* _Excerpted text_:
____
By Tony Inglis
Michael Timmons and I are reminiscing about the time we first met. I was interviewing a young, Jake Bugg-esque upstart before his gig at Glasgow venue King Tut’s – Timmons was supporting. Like a teenage Liam Gallagher, he strutted around wearing his sunglasses in the dark. When Timmons took the stage, alone but for his guitar, the contrast could not have been bigger. “He was so young but so full of confidence. All that attention would go to your head. Even still, he was headlining. It’s nights like that where I thought ‘I wish it was me’. But yeah, that was a strange gig.”
Humble and softly-spoken as he sits across from me in a Glasgow café, Timmons has come a long way since that first, chance encounter. “That was quite a bit into what I was doing. I was doing as many gigs as I could and just trying to get my name out there. At King Tut’s, it’s a bit of a ladder, and so you want to get support slots. Of course you want to be supporting people who fit in with what you’re doing so you can capture their fans, but you’ve got to start at the bottom to prove yourself, to prove that you can get people through the door.
____
* _Material provided_:
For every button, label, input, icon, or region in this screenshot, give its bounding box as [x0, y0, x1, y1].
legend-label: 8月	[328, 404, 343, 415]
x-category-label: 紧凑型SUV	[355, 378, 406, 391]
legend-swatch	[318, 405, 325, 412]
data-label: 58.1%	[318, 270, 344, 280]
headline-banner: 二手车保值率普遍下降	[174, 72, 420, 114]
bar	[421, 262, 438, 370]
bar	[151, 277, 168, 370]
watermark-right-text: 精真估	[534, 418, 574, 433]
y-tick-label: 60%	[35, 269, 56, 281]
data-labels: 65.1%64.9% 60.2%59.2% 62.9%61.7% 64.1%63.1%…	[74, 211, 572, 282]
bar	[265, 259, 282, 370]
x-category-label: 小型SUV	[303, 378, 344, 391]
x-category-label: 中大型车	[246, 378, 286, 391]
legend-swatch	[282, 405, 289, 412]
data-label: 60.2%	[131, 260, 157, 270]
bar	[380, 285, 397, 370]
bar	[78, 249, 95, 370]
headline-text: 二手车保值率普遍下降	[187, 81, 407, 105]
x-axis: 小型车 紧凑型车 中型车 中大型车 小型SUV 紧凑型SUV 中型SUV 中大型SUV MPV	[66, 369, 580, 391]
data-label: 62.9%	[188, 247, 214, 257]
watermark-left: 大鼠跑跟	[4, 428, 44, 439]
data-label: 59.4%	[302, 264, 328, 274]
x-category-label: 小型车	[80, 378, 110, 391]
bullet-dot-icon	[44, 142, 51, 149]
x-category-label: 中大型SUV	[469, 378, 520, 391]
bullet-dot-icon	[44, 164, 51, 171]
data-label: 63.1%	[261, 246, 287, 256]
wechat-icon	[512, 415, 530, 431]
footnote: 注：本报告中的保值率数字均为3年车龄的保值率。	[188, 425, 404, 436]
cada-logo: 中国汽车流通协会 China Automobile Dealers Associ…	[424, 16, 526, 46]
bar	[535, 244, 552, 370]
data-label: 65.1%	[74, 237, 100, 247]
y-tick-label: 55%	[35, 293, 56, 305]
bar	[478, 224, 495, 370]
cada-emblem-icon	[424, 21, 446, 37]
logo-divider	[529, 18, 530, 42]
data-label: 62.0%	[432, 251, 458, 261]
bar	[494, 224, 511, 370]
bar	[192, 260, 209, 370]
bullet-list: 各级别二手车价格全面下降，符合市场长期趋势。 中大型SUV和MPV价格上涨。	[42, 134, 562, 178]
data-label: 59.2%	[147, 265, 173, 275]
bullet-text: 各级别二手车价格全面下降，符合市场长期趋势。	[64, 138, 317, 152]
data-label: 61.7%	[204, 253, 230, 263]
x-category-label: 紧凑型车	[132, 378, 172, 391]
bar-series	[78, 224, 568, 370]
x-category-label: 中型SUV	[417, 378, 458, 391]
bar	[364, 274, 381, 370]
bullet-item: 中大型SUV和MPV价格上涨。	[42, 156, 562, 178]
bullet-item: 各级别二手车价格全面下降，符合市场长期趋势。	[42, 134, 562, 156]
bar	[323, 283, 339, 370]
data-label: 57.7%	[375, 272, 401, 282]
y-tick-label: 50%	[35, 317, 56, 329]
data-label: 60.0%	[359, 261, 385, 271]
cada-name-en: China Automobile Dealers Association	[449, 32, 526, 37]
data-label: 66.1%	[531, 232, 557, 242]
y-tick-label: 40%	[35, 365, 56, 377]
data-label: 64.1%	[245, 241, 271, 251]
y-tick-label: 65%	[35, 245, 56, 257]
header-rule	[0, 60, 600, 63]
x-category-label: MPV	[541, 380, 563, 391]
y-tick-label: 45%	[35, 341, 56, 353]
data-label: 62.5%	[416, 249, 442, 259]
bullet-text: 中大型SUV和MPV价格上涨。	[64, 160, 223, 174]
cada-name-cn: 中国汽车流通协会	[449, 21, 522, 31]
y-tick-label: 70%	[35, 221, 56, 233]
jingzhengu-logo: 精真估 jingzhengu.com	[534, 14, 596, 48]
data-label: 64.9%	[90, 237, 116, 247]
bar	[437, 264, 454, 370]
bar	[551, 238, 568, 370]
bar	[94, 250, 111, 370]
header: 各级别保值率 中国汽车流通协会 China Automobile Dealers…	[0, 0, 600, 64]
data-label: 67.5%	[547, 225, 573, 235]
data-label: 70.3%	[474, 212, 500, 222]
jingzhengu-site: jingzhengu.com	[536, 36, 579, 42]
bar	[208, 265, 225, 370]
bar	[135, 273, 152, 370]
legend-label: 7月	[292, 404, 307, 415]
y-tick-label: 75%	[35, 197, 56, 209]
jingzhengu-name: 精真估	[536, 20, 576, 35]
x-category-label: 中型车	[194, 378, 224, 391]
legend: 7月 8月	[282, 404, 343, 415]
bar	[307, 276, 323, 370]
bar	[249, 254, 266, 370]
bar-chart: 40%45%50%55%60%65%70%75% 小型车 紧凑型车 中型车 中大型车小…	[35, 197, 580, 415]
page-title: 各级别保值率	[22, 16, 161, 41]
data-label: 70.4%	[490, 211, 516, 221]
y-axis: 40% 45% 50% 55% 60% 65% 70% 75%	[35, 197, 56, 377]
____
* _Given instruction A_: For each statement, say whether it agrees with the interview excerpt, answering yes or no and quoting the words that decide it: (i) The first meeting took place at a Glasgow venue called King Tut's. (ii) Timmons headlined that night. (iii) Timmons performed with a full band.
* _Given instruction B_: List every person named in the interview excerpt.
* _Given instruction C_: According to the interview excerpt, where is Timmons sitting during the conversation?
Nothing in the listing is needed here.

* _Exercise answer A_:
(i) Yes: "before his gig at Glasgow venue King Tut’s"
(ii) No: "Timmons was supporting"
(iii) No: "alone but for his guitar"

* _Exercise answer B_: Tony Inglis, Michael Timmons, Jake Bugg, Liam Gallagher

* _Exercise answer C_: In a Glasgow café.